-- begin --

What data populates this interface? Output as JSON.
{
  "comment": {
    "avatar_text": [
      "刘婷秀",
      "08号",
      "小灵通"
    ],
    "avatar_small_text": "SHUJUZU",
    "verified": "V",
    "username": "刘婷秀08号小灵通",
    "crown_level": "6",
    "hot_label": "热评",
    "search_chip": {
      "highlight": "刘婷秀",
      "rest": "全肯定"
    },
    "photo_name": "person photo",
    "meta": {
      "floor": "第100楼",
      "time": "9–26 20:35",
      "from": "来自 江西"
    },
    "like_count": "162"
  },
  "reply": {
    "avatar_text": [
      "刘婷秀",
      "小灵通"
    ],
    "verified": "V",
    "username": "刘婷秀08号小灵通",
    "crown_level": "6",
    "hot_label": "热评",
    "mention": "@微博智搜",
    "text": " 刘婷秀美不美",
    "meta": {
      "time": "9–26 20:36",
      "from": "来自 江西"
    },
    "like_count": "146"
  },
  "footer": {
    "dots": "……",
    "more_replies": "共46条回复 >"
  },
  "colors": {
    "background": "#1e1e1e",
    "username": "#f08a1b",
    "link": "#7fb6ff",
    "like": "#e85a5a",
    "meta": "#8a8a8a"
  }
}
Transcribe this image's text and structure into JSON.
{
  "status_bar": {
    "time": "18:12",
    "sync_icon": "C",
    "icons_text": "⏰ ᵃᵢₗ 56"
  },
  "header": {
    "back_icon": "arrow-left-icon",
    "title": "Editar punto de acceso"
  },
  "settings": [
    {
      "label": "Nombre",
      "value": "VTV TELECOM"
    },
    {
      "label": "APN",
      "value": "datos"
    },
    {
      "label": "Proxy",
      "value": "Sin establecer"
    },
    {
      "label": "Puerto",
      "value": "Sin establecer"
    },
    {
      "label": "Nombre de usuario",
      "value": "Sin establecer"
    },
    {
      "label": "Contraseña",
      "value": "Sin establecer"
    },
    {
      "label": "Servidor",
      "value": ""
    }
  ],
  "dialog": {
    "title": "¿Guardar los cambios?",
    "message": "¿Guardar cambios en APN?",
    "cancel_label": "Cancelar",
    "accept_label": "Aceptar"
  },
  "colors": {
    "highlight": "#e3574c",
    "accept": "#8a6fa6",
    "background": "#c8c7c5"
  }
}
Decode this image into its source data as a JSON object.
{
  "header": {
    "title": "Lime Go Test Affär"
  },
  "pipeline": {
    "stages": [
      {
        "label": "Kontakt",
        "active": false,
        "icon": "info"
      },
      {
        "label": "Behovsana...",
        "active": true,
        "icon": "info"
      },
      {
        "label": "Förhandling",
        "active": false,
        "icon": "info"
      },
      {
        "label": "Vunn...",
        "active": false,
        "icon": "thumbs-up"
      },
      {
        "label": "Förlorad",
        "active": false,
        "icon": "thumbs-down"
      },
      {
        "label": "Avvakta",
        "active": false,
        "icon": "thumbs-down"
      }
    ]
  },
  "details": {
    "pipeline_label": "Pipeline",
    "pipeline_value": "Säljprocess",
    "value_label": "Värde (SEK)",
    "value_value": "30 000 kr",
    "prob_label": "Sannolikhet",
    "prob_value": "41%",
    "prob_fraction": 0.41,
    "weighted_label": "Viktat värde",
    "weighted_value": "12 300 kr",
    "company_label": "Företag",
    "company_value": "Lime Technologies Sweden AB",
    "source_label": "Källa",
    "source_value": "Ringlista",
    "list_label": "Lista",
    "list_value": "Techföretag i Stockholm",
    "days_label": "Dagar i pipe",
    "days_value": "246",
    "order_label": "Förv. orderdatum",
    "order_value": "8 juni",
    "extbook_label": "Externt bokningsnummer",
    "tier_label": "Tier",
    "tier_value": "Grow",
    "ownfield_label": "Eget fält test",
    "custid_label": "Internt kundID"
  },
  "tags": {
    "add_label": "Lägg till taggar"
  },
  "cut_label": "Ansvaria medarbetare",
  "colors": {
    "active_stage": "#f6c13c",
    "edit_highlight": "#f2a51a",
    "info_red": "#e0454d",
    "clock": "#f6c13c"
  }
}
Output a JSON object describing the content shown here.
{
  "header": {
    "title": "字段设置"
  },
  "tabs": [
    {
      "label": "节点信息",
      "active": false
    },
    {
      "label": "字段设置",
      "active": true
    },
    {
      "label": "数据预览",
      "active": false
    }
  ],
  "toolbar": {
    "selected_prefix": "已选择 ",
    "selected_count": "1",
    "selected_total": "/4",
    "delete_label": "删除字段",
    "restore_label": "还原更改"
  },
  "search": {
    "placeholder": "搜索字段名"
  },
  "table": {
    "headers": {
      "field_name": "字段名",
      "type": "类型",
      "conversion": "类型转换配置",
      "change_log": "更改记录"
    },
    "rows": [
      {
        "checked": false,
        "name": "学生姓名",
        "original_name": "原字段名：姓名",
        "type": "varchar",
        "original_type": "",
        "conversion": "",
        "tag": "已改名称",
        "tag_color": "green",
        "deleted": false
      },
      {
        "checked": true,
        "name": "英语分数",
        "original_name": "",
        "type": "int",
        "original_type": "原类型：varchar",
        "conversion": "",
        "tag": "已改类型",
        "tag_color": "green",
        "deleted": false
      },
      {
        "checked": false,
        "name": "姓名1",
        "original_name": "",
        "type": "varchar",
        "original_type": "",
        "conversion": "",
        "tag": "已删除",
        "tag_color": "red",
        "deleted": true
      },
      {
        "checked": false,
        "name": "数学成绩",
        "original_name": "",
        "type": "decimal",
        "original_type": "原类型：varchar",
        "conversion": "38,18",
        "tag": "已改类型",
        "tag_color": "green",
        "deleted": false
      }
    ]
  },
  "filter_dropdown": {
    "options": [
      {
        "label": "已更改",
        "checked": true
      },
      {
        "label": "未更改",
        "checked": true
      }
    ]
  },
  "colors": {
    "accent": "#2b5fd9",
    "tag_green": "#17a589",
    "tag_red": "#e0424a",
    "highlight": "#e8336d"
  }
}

-- end --

◆ Given problem ◆
From the data above, copy out every line with the string "object" in it.

◆ Output of the exercise ◆
Decode this image into its source data as a JSON object.
Output a JSON object describing the content shown here.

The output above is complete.